▶ [WHAT TO DO]:
Present the data once more in exactly its original form.

═══

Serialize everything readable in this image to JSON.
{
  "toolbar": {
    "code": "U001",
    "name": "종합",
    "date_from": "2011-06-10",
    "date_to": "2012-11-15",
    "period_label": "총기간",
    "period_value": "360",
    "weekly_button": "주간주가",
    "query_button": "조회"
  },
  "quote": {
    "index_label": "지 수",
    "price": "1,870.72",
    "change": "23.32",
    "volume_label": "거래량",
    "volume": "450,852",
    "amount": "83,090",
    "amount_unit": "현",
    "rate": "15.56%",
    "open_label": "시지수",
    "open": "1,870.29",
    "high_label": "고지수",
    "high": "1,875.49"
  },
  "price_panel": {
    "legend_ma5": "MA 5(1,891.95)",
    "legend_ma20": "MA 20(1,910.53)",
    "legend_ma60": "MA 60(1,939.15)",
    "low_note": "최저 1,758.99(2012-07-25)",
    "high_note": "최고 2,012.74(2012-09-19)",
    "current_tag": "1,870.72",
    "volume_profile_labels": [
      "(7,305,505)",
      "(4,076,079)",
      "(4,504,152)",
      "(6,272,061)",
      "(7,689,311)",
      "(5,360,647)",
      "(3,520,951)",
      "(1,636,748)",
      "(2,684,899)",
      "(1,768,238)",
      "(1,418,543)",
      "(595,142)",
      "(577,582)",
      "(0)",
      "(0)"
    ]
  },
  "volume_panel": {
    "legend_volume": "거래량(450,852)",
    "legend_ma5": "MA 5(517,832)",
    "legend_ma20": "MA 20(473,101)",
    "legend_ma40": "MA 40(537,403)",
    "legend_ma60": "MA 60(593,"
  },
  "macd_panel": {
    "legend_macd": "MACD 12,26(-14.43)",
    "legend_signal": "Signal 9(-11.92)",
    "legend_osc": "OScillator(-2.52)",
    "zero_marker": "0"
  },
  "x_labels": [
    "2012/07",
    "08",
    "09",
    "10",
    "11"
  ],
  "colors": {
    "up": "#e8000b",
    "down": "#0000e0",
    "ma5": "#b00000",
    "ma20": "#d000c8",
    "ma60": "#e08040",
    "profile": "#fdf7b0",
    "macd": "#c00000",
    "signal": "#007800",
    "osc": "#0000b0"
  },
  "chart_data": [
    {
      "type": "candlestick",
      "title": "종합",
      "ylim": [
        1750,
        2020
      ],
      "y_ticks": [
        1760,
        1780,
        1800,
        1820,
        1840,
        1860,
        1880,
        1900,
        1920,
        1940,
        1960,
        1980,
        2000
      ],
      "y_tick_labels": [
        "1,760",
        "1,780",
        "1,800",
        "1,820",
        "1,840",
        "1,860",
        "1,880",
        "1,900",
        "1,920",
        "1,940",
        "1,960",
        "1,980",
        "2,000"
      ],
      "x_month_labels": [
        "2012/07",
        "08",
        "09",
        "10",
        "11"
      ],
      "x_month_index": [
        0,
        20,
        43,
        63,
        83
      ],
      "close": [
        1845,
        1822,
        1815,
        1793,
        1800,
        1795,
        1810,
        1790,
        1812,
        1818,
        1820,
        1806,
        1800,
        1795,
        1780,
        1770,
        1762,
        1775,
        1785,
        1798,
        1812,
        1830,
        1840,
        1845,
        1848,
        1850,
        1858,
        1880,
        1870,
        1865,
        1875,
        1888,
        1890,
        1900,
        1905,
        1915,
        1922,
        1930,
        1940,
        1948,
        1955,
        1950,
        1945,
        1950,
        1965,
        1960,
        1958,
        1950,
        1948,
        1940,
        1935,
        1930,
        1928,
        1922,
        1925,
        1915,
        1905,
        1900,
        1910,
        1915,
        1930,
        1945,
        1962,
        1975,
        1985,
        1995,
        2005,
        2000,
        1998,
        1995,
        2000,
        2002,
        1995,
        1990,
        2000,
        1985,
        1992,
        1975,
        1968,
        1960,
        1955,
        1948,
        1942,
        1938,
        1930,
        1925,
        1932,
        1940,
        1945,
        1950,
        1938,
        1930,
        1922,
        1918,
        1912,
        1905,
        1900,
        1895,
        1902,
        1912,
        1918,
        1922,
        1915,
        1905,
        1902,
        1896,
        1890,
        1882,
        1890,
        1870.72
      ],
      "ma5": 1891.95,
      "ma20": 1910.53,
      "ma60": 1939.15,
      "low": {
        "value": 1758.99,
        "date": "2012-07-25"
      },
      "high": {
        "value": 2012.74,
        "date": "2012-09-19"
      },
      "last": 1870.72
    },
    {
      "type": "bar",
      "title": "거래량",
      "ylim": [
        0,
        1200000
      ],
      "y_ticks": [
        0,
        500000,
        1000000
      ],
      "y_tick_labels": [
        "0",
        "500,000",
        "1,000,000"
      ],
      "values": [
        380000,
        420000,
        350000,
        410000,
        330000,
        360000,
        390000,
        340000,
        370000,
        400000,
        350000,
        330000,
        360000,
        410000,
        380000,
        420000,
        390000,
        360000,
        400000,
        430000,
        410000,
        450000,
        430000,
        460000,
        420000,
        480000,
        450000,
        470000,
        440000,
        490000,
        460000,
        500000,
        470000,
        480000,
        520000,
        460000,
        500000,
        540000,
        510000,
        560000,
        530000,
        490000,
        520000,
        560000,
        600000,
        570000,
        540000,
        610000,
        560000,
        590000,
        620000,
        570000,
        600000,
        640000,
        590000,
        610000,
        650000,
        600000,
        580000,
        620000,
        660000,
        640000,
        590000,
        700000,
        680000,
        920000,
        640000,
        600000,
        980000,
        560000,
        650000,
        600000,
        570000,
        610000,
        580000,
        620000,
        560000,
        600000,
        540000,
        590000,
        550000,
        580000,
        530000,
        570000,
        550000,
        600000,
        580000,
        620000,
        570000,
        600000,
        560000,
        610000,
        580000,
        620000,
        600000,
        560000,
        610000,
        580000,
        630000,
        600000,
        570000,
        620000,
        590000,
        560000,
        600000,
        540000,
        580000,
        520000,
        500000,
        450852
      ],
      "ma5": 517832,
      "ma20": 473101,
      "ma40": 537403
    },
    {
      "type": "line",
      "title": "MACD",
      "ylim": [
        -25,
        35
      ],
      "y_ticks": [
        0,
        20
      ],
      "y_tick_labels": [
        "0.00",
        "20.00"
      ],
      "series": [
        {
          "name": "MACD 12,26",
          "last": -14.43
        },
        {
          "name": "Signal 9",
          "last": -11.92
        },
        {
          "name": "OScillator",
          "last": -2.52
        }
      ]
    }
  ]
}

═══

▶ [RESULT]:
Serialize everything readable in this image to JSON.
{
  "toolbar": {
    "code": "U001",
    "name": "종합",
    "date_from": "2011-06-10",
    "date_to": "2012-11-15",
    "period_label": "총기간",
    "period_value": "360",
    "weekly_button": "주간주가",
    "query_button": "조회"
  },
  "quote": {
    "index_label": "지 수",
    "price": "1,870.72",
    "change": "23.32",
    "volume_label": "거래량",
    "volume": "450,852",
    "amount": "83,090",
    "amount_unit": "현",
    "rate": "15.56%",
    "open_label": "시지수",
    "open": "1,870.29",
    "high_label": "고지수",
    "high": "1,875.49"
  },
  "price_panel": {
    "legend_ma5": "MA 5(1,891.95)",
    "legend_ma20": "MA 20(1,910.53)",
    "legend_ma60": "MA 60(1,939.15)",
    "low_note": "최저 1,758.99(2012-07-25)",
    "high_note": "최고 2,012.74(2012-09-19)",
    "current_tag": "1,870.72",
    "volume_profile_labels": [
      "(7,305,505)",
      "(4,076,079)",
      "(4,504,152)",
      "(6,272,061)",
      "(7,689,311)",
      "(5,360,647)",
      "(3,520,951)",
      "(1,636,748)",
      "(2,684,899)",
      "(1,768,238)",
      "(1,418,543)",
      "(595,142)",
      "(577,582)",
      "(0)",
      "(0)"
    ]
  },
  "volume_panel": {
    "legend_volume": "거래량(450,852)",
    "legend_ma5": "MA 5(517,832)",
    "legend_ma20": "MA 20(473,101)",
    "legend_ma40": "MA 40(537,403)",
    "legend_ma60": "MA 60(593,"
  },
  "macd_panel": {
    "legend_macd": "MACD 12,26(-14.43)",
    "legend_signal": "Signal 9(-11.92)",
    "legend_osc": "OScillator(-2.52)",
    "zero_marker": "0"
  },
  "x_labels": [
    "2012/07",
    "08",
    "09",
    "10",
    "11"
  ],
  "colors": {
    "up": "#e8000b",
    "down": "#0000e0",
    "ma5": "#b00000",
    "ma20": "#d000c8",
    "ma60": "#e08040",
    "profile": "#fdf7b0",
    "macd": "#c00000",
    "signal": "#007800",
    "osc": "#0000b0"
  },
  "chart_data": [
    {
      "type": "candlestick",
      "title": "종합",
      "ylim": [
        1750,
        2020
      ],
      "y_ticks": [
        1760,
        1780,
        1800,
        1820,
        1840,
        1860,
        1880,
        1900,
        1920,
        1940,
        1960,
        1980,
        2000
      ],
      "y_tick_labels": [
        "1,760",
        "1,780",
        "1,800",
        "1,820",
        "1,840",
        "1,860",
        "1,880",
        "1,900",
        "1,920",
        "1,940",
        "1,960",
        "1,980",
        "2,000"
      ],
      "x_month_labels": [
        "2012/07",
        "08",
        "09",
        "10",
        "11"
      ],
      "x_month_index": [
        0,
        20,
        43,
        63,
        83
      ],
      "close": [
        1845,
        1822,
        1815,
        1793,
        1800,
        1795,
        1810,
        1790,
        1812,
        1818,
        1820,
        1806,
        1800,
        1795,
        1780,
        1770,
        1762,
        1775,
        1785,
        1798,
        1812,
        1830,
        1840,
        1845,
        1848,
        1850,
        1858,
        1880,
        1870,
        1865,
        1875,
        1888,
        1890,
        1900,
        1905,
        1915,
        1922,
        1930,
        1940,
        1948,
        1955,
        1950,
        1945,
        1950,
        1965,
        1960,
        1958,
        1950,
        1948,
        1940,
        1935,
        1930,
        1928,
        1922,
        1925,
        1915,
        1905,
        1900,
        1910,
        1915,
        1930,
        1945,
        1962,
        1975,
        1985,
        1995,
        2005,
        2000,
        1998,
        1995,
        2000,
        2002,
        1995,
        1990,
        2000,
        1985,
        1992,
        1975,
        1968,
        1960,
        1955,
        1948,
        1942,
        1938,
        1930,
        1925,
        1932,
        1940,
        1945,
        1950,
        1938,
        1930,
        1922,
        1918,
        1912,
        1905,
        1900,
        1895,
        1902,
        1912,
        1918,
        1922,
        1915,
        1905,
        1902,
        1896,
        1890,
        1882,
        1890,
        1870.72
      ],
      "ma5": 1891.95,
      "ma20": 1910.53,
      "ma60": 1939.15,
      "low": {
        "value": 1758.99,
        "date": "2012-07-25"
      },
      "high": {
        "value": 2012.74,
        "date": "2012-09-19"
      },
      "last": 1870.72
    },
    {
      "type": "bar",
      "title": "거래량",
      "ylim": [
        0,
        1200000
      ],
      "y_ticks": [
        0,
        500000,
        1000000
      ],
      "y_tick_labels": [
        "0",
        "500,000",
        "1,000,000"
      ],
      "values": [
        380000,
        420000,
        350000,
        410000,
        330000,
        360000,
        390000,
        340000,
        370000,
        400000,
        350000,
        330000,
        360000,
        410000,
        380000,
        420000,
        390000,
        360000,
        400000,
        430000,
        410000,
        450000,
        430000,
        460000,
        420000,
        480000,
        450000,
        470000,
        440000,
        490000,
        460000,
        500000,
        470000,
        480000,
        520000,
        460000,
        500000,
        540000,
        510000,
        560000,
        530000,
        490000,
        520000,
        560000,
        600000,
        570000,
        540000,
        610000,
        560000,
        590000,
        620000,
        570000,
        600000,
        640000,
        590000,
        610000,
        650000,
        600000,
        580000,
        620000,
        660000,
        640000,
        590000,
        700000,
        680000,
        920000,
        640000,
        600000,
        980000,
        560000,
        650000,
        600000,
        570000,
        610000,
        580000,
        620000,
        560000,
        600000,
        540000,
        590000,
        550000,
        580000,
        530000,
        570000,
        550000,
        600000,
        580000,
        620000,
        570000,
        600000,
        560000,
        610000,
        580000,
        620000,
        600000,
        560000,
        610000,
        580000,
        630000,
        600000,
        570000,
        620000,
        590000,
        560000,
        600000,
        540000,
        580000,
        520000,
        500000,
        450852
      ],
      "ma5": 517832,
      "ma20": 473101,
      "ma40": 537403
    },
    {
      "type": "line",
      "title": "MACD",
      "ylim": [
        -25,
        35
      ],
      "y_ticks": [
        0,
        20
      ],
      "y_tick_labels": [
        "0.00",
        "20.00"
      ],
      "series": [
        {
          "name": "MACD 12,26",
          "last": -14.43
        },
        {
          "name": "Signal 9",
          "last": -11.92
        },
        {
          "name": "OScillator",
          "last": -2.52
        }
      ]
    }
  ]
}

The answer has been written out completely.